Starting at the line that contains "Output a JSON", reproduce every line through the end of the entries below, with no pictures in the copy.

(begin)

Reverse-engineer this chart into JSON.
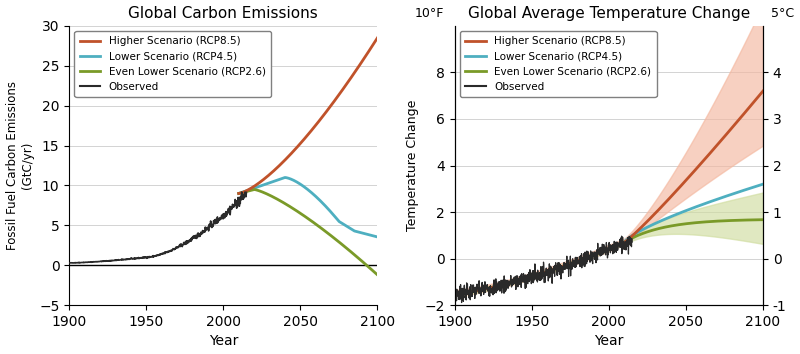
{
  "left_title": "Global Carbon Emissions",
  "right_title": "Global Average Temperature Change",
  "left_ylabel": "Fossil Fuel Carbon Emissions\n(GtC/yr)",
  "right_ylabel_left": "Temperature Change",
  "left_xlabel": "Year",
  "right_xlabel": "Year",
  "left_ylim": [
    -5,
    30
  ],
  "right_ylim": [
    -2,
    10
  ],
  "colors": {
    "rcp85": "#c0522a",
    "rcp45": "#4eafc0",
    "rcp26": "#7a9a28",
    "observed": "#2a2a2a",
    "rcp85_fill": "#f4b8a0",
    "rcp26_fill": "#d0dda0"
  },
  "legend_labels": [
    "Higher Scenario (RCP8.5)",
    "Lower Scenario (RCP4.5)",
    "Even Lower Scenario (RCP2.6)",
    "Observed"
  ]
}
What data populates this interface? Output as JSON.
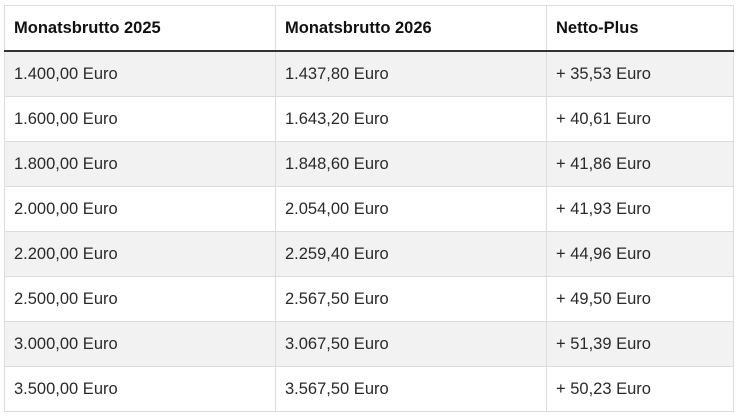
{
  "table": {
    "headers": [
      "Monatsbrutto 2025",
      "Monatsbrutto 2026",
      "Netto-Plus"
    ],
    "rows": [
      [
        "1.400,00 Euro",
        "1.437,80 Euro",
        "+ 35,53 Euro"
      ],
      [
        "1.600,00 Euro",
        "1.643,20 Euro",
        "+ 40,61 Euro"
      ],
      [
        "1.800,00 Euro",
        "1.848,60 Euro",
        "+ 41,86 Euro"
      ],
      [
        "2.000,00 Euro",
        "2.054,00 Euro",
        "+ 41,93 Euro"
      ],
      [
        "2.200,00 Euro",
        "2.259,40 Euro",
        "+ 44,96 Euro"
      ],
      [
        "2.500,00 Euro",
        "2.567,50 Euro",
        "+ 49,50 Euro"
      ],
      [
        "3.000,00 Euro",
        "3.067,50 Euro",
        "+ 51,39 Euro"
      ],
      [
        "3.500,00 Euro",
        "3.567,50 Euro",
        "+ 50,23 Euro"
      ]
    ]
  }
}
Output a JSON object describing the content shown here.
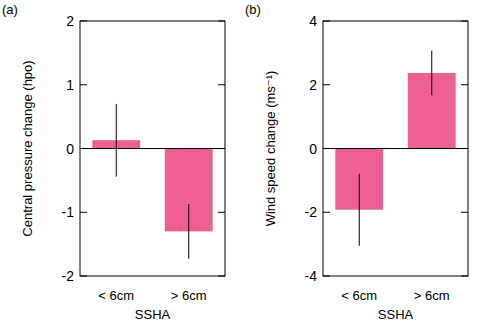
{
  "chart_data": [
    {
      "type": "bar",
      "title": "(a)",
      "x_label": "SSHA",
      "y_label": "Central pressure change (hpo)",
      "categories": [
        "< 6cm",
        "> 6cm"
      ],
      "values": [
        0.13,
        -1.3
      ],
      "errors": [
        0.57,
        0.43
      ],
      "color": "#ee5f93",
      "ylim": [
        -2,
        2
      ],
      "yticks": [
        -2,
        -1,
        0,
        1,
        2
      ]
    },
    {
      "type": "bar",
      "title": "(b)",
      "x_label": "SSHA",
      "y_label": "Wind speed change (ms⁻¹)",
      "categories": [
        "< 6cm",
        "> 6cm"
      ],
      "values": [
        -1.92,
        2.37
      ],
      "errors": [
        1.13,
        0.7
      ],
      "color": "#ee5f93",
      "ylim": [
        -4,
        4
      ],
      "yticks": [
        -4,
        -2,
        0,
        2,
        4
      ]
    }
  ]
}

(end)

RESULT.
Output a JSON object describing the content shown here.
{
  "chart_data": [
    {
      "type": "bar",
      "title": "(a)",
      "x_label": "SSHA",
      "y_label": "Central pressure change (hpo)",
      "categories": [
        "< 6cm",
        "> 6cm"
      ],
      "values": [
        0.13,
        -1.3
      ],
      "errors": [
        0.57,
        0.43
      ],
      "color": "#ee5f93",
      "ylim": [
        -2,
        2
      ],
      "yticks": [
        -2,
        -1,
        0,
        1,
        2
      ]
    },
    {
      "type": "bar",
      "title": "(b)",
      "x_label": "SSHA",
      "y_label": "Wind speed change (ms⁻¹)",
      "categories": [
        "< 6cm",
        "> 6cm"
      ],
      "values": [
        -1.92,
        2.37
      ],
      "errors": [
        1.13,
        0.7
      ],
      "color": "#ee5f93",
      "ylim": [
        -4,
        4
      ],
      "yticks": [
        -4,
        -2,
        0,
        2,
        4
      ]
    }
  ]
}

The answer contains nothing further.